[Data entries]

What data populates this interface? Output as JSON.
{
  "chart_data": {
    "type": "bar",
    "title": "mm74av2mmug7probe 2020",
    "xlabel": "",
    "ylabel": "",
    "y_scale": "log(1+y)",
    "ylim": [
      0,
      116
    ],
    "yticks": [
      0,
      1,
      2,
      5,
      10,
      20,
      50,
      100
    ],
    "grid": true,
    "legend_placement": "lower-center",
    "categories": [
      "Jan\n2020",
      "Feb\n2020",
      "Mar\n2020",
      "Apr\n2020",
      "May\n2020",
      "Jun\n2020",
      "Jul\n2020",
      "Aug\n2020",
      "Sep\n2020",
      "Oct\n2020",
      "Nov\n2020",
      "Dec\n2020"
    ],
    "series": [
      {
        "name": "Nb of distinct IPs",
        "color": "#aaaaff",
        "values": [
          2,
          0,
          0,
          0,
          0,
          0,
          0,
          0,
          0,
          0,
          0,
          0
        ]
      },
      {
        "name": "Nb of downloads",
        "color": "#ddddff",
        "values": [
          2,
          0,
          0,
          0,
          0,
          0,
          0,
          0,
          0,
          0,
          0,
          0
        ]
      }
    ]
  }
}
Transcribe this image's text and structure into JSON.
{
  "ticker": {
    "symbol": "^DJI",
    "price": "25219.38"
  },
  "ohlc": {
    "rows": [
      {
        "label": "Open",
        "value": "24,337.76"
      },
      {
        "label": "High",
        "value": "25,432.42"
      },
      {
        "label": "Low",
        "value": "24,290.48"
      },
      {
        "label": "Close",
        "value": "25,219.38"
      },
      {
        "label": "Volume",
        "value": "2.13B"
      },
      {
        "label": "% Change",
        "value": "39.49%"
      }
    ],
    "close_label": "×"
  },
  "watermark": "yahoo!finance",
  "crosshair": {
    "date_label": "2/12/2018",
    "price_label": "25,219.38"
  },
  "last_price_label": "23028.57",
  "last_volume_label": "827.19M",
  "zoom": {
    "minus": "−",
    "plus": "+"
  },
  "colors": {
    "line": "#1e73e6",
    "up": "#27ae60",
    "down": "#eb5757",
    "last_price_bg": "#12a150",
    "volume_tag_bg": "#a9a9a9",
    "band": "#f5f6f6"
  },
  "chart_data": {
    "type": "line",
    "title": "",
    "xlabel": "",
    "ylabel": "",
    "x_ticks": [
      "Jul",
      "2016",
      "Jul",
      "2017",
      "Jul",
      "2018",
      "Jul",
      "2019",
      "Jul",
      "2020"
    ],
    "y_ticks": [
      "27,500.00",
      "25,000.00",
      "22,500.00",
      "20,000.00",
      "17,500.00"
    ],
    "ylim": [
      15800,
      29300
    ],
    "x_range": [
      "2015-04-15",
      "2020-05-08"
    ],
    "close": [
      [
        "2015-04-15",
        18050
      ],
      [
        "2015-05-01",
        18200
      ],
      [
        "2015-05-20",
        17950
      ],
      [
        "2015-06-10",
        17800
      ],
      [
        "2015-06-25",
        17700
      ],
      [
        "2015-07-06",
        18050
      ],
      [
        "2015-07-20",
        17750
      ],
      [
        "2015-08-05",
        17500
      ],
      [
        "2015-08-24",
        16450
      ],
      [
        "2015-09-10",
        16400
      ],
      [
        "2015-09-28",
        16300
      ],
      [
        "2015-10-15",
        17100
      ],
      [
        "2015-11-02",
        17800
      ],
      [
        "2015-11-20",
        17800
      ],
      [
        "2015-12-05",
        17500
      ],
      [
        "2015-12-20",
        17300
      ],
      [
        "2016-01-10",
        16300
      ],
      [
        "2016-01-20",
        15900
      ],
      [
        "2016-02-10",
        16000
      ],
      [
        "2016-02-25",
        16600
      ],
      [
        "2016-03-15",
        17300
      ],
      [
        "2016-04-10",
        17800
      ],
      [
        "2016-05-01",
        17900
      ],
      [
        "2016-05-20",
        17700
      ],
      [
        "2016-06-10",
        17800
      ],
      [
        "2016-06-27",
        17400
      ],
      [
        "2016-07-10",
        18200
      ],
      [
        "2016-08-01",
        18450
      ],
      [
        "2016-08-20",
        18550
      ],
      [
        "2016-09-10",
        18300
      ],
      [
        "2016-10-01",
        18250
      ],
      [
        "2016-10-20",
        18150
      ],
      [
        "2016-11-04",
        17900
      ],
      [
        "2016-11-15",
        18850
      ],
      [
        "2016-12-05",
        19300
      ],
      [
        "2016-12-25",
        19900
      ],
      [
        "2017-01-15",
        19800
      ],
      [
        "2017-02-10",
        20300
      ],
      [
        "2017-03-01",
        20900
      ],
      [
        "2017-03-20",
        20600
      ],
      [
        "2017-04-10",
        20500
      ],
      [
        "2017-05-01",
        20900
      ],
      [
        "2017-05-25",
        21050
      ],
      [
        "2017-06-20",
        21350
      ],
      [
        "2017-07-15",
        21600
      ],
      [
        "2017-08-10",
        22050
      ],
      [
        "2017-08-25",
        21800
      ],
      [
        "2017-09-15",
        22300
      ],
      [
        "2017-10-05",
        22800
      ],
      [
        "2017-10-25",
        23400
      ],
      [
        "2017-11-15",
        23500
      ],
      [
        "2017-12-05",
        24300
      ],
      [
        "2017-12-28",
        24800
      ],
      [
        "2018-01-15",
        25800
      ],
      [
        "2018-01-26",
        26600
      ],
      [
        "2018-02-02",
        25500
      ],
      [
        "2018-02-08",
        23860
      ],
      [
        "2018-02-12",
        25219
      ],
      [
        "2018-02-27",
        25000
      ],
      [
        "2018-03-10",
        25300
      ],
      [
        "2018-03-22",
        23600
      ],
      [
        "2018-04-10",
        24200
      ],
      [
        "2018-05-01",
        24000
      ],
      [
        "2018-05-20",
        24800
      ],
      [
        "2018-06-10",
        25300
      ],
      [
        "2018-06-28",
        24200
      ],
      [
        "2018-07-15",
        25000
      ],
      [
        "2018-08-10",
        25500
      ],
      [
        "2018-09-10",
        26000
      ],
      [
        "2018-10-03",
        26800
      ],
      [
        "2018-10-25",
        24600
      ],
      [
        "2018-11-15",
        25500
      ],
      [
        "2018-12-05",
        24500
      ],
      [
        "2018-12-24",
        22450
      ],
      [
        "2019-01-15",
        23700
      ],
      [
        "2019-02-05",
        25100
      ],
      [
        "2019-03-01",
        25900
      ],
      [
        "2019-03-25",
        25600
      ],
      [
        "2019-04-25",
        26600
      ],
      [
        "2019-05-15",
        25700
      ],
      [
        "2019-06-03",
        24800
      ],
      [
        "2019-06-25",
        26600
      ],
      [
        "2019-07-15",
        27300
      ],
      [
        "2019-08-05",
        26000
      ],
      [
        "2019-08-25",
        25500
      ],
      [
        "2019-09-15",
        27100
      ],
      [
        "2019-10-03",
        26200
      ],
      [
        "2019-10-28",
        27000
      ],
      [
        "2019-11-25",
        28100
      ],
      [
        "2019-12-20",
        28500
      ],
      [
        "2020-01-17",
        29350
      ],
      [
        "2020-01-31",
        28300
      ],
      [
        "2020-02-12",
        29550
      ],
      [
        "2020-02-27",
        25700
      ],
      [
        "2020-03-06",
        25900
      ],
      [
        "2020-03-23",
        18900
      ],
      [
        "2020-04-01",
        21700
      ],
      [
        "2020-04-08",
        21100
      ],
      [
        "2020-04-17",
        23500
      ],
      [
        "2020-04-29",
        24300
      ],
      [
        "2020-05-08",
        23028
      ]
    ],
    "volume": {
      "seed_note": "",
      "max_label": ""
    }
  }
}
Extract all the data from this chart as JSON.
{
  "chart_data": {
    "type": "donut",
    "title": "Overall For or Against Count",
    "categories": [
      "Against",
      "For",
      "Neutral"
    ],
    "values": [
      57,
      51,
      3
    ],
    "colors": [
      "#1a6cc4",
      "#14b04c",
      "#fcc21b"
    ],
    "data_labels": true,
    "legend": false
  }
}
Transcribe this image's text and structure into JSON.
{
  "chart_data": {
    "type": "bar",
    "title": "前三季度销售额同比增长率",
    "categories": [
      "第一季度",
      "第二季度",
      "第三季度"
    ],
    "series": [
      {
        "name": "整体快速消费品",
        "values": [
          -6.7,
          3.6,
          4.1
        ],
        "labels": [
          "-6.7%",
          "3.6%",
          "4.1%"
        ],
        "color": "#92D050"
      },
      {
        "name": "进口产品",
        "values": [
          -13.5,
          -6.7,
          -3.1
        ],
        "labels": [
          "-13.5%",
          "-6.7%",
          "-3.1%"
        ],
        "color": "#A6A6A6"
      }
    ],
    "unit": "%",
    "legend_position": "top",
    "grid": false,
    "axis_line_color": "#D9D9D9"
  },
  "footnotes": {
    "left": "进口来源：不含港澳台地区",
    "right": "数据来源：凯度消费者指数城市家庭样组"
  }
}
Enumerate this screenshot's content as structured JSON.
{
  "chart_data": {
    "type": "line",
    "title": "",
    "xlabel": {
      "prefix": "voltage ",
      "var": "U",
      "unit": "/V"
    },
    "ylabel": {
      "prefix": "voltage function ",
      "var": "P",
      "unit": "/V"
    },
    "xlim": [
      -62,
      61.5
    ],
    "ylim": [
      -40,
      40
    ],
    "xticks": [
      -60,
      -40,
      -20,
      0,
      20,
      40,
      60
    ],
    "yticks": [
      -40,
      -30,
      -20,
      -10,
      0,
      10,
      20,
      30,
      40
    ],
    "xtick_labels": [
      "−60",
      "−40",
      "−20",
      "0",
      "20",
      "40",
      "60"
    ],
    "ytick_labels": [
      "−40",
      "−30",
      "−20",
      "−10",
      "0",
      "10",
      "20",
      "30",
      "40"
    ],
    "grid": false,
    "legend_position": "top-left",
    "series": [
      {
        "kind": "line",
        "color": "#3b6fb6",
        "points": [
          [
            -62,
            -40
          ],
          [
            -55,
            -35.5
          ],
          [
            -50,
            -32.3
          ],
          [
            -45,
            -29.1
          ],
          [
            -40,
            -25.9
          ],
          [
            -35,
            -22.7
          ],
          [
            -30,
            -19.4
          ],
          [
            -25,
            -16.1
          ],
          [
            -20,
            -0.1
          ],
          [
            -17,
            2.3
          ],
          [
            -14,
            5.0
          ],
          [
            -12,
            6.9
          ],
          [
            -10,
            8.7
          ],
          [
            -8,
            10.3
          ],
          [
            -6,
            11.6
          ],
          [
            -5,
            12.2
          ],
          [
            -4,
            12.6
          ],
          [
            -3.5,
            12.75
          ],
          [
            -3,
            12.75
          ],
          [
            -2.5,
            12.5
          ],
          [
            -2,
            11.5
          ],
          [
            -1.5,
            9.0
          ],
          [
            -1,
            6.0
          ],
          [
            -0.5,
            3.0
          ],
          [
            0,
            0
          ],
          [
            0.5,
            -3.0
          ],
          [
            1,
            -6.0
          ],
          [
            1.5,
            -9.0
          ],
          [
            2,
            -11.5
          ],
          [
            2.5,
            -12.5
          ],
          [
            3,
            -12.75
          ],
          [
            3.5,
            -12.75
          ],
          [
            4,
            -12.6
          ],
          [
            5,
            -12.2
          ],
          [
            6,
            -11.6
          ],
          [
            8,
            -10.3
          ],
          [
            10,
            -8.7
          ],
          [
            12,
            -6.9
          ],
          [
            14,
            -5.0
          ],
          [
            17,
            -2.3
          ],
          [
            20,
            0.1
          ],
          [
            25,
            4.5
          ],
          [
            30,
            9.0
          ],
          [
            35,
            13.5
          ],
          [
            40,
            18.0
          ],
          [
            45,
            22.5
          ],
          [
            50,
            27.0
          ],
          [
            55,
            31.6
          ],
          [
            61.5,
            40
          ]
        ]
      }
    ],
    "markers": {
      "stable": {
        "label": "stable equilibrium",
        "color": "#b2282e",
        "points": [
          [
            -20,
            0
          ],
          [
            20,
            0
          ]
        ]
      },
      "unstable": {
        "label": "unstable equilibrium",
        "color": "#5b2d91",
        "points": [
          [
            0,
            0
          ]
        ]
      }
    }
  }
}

* GIVEN PROBLEM
Pick each line holding the word "voltage" out of the listing.

* EXERCISE ANSWER
      "prefix": "voltage ",
      "prefix": "voltage function ",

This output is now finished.